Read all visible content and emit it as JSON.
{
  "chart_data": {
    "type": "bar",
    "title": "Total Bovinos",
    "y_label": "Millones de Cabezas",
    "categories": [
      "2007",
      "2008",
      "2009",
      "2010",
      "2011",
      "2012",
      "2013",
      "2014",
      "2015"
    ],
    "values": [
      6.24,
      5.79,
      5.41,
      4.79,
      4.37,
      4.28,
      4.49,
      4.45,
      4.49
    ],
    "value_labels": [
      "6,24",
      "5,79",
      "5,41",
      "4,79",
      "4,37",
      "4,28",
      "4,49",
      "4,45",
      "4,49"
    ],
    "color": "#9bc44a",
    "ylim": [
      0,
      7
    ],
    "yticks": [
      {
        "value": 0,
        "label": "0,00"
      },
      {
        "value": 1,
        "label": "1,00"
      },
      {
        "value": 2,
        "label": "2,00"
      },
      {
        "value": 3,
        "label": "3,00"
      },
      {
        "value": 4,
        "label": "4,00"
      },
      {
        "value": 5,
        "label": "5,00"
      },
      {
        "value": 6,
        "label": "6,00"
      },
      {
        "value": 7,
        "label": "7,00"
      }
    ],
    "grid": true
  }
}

---

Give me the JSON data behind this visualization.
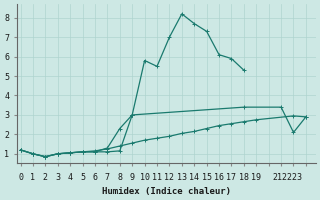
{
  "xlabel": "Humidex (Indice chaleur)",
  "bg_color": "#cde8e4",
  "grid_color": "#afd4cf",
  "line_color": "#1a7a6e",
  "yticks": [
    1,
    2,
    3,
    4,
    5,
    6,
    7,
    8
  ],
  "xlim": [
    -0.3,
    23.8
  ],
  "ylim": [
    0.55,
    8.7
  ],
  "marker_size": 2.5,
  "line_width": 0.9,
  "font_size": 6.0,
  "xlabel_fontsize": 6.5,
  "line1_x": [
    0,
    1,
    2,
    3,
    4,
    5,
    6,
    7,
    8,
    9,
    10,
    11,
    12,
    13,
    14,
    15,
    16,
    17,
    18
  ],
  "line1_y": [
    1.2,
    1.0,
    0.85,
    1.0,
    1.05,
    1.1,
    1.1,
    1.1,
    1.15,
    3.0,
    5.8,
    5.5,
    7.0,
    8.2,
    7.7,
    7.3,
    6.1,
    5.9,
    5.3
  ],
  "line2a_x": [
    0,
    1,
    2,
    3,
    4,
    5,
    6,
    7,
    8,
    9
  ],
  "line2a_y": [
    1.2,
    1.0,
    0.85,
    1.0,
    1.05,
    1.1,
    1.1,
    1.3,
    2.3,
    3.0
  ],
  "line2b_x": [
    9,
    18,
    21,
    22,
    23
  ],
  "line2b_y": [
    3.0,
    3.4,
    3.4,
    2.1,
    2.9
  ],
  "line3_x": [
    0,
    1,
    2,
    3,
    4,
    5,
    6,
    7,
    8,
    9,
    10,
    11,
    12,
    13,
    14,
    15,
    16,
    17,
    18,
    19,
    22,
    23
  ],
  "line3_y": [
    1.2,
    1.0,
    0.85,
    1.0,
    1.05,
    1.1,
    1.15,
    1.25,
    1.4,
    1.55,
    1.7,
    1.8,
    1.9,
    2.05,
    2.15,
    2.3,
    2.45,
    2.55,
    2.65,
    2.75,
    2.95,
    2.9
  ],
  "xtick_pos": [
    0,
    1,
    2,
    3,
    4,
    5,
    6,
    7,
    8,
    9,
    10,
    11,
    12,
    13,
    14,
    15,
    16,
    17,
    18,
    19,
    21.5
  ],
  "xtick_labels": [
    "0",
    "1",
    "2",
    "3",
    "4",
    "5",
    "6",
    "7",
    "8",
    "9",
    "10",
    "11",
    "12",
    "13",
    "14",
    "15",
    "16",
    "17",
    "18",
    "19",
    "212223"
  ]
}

• [REQUIREMENT]:
Look over the records above and copy each line that includes the string "JSON".

• [SOLUTION FOR THIS PROBLEM]:
Read all visible content and emit it as JSON.
Give me the JSON data behind this visualization.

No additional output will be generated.